**GOAL:**
Output every line below exactly.

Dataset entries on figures
————
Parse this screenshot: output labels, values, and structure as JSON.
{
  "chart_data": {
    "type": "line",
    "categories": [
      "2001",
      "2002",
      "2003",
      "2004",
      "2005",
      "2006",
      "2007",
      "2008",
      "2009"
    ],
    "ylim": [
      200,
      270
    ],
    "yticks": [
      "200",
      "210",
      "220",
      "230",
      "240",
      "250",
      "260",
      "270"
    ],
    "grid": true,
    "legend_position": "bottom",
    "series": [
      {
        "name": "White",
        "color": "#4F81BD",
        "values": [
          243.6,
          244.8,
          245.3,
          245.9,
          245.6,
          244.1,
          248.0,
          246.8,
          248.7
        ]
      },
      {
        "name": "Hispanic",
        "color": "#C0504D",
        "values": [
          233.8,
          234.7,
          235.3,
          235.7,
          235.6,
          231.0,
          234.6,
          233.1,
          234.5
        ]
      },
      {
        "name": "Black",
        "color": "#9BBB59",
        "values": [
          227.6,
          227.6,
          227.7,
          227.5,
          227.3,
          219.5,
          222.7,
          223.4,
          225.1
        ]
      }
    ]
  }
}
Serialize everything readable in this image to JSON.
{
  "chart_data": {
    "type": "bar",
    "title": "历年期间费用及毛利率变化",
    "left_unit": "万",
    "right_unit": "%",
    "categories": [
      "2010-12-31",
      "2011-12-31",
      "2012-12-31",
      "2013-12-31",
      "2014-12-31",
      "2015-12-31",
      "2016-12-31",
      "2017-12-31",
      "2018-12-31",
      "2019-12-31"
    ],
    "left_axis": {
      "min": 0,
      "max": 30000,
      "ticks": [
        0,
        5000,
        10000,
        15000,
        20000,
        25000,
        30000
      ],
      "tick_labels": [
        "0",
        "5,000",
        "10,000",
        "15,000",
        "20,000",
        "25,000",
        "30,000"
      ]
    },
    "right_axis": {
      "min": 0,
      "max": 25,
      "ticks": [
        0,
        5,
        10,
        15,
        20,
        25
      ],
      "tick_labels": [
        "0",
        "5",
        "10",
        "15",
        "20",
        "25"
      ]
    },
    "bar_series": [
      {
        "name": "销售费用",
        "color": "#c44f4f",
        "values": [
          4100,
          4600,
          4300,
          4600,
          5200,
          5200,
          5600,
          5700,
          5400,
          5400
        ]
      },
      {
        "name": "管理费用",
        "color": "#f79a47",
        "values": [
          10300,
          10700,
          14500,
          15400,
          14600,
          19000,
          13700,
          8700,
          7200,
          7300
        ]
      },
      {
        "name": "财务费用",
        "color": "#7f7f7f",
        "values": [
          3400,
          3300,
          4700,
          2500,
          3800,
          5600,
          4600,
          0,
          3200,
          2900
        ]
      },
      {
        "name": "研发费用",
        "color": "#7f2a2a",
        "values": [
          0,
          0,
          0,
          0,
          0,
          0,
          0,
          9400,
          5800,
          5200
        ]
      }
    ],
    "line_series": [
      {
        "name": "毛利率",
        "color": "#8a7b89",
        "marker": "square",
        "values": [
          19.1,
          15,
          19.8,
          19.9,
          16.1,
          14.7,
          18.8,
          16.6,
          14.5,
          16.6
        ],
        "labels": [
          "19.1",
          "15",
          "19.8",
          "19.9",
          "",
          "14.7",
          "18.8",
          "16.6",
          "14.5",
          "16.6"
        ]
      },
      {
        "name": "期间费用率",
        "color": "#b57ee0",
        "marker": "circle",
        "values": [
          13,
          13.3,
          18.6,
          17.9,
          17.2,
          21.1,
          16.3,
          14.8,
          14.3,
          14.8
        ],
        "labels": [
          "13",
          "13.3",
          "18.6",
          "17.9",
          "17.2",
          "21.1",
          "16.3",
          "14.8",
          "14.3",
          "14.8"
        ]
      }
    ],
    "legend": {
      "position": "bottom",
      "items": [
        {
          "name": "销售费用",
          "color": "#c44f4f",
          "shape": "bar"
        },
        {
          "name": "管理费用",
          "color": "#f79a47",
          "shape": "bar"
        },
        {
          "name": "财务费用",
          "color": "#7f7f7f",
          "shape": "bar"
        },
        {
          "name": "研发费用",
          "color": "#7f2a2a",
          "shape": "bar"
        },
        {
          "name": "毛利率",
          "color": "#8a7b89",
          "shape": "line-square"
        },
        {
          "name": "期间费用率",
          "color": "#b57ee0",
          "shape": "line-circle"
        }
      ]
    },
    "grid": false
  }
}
————
**COMPLETED TASK:**
Parse this screenshot: output labels, values, and structure as JSON.
{
  "chart_data": {
    "type": "line",
    "categories": [
      "2001",
      "2002",
      "2003",
      "2004",
      "2005",
      "2006",
      "2007",
      "2008",
      "2009"
    ],
    "ylim": [
      200,
      270
    ],
    "yticks": [
      "200",
      "210",
      "220",
      "230",
      "240",
      "250",
      "260",
      "270"
    ],
    "grid": true,
    "legend_position": "bottom",
    "series": [
      {
        "name": "White",
        "color": "#4F81BD",
        "values": [
          243.6,
          244.8,
          245.3,
          245.9,
          245.6,
          244.1,
          248.0,
          246.8,
          248.7
        ]
      },
      {
        "name": "Hispanic",
        "color": "#C0504D",
        "values": [
          233.8,
          234.7,
          235.3,
          235.7,
          235.6,
          231.0,
          234.6,
          233.1,
          234.5
        ]
      },
      {
        "name": "Black",
        "color": "#9BBB59",
        "values": [
          227.6,
          227.6,
          227.7,
          227.5,
          227.3,
          219.5,
          222.7,
          223.4,
          225.1
        ]
      }
    ]
  }
}
Serialize everything readable in this image to JSON.
{
  "chart_data": {
    "type": "bar",
    "title": "历年期间费用及毛利率变化",
    "left_unit": "万",
    "right_unit": "%",
    "categories": [
      "2010-12-31",
      "2011-12-31",
      "2012-12-31",
      "2013-12-31",
      "2014-12-31",
      "2015-12-31",
      "2016-12-31",
      "2017-12-31",
      "2018-12-31",
      "2019-12-31"
    ],
    "left_axis": {
      "min": 0,
      "max": 30000,
      "ticks": [
        0,
        5000,
        10000,
        15000,
        20000,
        25000,
        30000
      ],
      "tick_labels": [
        "0",
        "5,000",
        "10,000",
        "15,000",
        "20,000",
        "25,000",
        "30,000"
      ]
    },
    "right_axis": {
      "min": 0,
      "max": 25,
      "ticks": [
        0,
        5,
        10,
        15,
        20,
        25
      ],
      "tick_labels": [
        "0",
        "5",
        "10",
        "15",
        "20",
        "25"
      ]
    },
    "bar_series": [
      {
        "name": "销售费用",
        "color": "#c44f4f",
        "values": [
          4100,
          4600,
          4300,
          4600,
          5200,
          5200,
          5600,
          5700,
          5400,
          5400
        ]
      },
      {
        "name": "管理费用",
        "color": "#f79a47",
        "values": [
          10300,
          10700,
          14500,
          15400,
          14600,
          19000,
          13700,
          8700,
          7200,
          7300
        ]
      },
      {
        "name": "财务费用",
        "color": "#7f7f7f",
        "values": [
          3400,
          3300,
          4700,
          2500,
          3800,
          5600,
          4600,
          0,
          3200,
          2900
        ]
      },
      {
        "name": "研发费用",
        "color": "#7f2a2a",
        "values": [
          0,
          0,
          0,
          0,
          0,
          0,
          0,
          9400,
          5800,
          5200
        ]
      }
    ],
    "line_series": [
      {
        "name": "毛利率",
        "color": "#8a7b89",
        "marker": "square",
        "values": [
          19.1,
          15,
          19.8,
          19.9,
          16.1,
          14.7,
          18.8,
          16.6,
          14.5,
          16.6
        ],
        "labels": [
          "19.1",
          "15",
          "19.8",
          "19.9",
          "",
          "14.7",
          "18.8",
          "16.6",
          "14.5",
          "16.6"
        ]
      },
      {
        "name": "期间费用率",
        "color": "#b57ee0",
        "marker": "circle",
        "values": [
          13,
          13.3,
          18.6,
          17.9,
          17.2,
          21.1,
          16.3,
          14.8,
          14.3,
          14.8
        ],
        "labels": [
          "13",
          "13.3",
          "18.6",
          "17.9",
          "17.2",
          "21.1",
          "16.3",
          "14.8",
          "14.3",
          "14.8"
        ]
      }
    ],
    "legend": {
      "position": "bottom",
      "items": [
        {
          "name": "销售费用",
          "color": "#c44f4f",
          "shape": "bar"
        },
        {
          "name": "管理费用",
          "color": "#f79a47",
          "shape": "bar"
        },
        {
          "name": "财务费用",
          "color": "#7f7f7f",
          "shape": "bar"
        },
        {
          "name": "研发费用",
          "color": "#7f2a2a",
          "shape": "bar"
        },
        {
          "name": "毛利率",
          "color": "#8a7b89",
          "shape": "line-square"
        },
        {
          "name": "期间费用率",
          "color": "#b57ee0",
          "shape": "line-circle"
        }
      ]
    },
    "grid": false
  }
}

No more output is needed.